__RECORDS FOR THIS EXERCISE__.
****************
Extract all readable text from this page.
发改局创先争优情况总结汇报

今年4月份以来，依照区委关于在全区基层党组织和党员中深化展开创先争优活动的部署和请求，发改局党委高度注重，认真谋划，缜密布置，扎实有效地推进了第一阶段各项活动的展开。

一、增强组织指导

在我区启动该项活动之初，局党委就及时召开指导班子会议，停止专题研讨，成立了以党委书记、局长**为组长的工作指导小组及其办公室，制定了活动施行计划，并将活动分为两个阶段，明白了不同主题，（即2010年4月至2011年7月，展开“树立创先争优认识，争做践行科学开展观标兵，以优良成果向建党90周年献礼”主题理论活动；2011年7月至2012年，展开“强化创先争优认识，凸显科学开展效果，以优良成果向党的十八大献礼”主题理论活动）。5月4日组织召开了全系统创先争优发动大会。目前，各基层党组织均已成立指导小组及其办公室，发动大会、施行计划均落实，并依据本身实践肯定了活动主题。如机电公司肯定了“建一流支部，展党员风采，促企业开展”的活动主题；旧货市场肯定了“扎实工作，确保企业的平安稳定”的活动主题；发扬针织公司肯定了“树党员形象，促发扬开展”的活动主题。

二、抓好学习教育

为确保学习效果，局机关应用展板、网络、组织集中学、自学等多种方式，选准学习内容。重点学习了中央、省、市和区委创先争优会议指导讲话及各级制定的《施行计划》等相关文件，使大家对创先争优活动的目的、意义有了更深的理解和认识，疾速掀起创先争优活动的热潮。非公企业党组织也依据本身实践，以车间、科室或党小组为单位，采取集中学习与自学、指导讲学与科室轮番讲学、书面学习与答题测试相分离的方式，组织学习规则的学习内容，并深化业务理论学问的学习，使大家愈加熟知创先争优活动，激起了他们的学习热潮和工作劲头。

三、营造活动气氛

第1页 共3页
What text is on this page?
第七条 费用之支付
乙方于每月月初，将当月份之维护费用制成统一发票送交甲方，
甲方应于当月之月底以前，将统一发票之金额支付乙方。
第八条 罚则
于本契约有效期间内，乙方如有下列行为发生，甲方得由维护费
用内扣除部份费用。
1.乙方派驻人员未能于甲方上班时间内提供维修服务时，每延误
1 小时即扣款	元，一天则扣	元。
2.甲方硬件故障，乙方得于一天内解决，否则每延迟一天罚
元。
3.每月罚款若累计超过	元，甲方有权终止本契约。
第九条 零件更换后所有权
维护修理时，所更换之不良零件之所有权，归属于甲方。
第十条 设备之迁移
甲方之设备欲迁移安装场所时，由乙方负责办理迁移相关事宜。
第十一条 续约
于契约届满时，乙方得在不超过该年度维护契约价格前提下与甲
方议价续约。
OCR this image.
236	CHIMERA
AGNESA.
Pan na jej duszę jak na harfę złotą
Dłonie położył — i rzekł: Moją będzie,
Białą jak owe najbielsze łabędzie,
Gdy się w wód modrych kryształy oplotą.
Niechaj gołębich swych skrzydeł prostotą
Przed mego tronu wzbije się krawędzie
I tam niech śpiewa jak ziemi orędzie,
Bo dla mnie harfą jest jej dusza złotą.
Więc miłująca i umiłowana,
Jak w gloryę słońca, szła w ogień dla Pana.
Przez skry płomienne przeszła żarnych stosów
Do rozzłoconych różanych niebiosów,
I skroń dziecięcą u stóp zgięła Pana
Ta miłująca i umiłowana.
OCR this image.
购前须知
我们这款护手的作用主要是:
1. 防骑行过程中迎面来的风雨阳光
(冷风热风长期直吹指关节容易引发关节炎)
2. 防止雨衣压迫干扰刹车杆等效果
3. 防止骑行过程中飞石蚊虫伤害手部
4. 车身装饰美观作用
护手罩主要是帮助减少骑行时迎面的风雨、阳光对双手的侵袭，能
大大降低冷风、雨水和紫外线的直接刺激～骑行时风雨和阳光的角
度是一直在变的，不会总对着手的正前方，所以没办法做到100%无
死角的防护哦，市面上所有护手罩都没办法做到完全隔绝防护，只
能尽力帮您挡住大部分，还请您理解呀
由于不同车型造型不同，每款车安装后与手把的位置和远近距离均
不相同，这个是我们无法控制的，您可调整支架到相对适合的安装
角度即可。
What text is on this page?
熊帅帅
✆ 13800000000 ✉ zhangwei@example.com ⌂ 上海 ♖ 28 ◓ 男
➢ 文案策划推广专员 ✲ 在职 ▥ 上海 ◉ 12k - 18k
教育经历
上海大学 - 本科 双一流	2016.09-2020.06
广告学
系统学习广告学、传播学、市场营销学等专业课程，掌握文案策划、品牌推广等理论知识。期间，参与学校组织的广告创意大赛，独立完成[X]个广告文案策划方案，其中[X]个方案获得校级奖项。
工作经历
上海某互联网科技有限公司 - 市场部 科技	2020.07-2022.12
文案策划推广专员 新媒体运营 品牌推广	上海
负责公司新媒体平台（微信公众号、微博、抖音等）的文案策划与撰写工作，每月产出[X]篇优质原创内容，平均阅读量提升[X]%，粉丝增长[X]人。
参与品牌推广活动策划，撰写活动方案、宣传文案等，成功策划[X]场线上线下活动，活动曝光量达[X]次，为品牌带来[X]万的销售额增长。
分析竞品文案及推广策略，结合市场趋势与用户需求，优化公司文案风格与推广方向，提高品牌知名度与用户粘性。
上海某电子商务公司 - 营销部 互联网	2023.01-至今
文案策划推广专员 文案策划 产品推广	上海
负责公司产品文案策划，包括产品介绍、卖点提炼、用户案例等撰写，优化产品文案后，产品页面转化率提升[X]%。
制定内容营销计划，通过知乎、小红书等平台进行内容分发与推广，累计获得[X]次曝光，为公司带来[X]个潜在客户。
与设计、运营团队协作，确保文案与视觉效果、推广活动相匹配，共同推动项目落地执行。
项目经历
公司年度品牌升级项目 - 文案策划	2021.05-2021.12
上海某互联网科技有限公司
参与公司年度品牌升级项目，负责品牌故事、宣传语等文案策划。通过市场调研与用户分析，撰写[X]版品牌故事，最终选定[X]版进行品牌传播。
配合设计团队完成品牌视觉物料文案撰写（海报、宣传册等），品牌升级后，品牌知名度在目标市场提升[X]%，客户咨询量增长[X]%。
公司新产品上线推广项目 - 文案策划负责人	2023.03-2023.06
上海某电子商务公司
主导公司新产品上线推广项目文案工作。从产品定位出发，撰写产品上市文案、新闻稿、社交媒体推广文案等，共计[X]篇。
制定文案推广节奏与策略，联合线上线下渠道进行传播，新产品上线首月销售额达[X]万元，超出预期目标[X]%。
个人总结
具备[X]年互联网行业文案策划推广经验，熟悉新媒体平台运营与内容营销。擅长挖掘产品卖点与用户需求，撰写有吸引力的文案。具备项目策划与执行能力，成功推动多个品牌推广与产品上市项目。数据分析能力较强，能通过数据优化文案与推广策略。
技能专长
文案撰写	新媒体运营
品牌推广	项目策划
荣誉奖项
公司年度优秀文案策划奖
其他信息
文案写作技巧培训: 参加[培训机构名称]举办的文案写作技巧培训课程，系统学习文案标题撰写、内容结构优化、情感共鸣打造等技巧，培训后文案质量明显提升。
****************
Look for lines containing the string "上海某电子商务公司" and copy them all.

__SOLUTION BELOW__.
上海某电子商务公司 - 营销部 互联网	2023.01-至今
上海某电子商务公司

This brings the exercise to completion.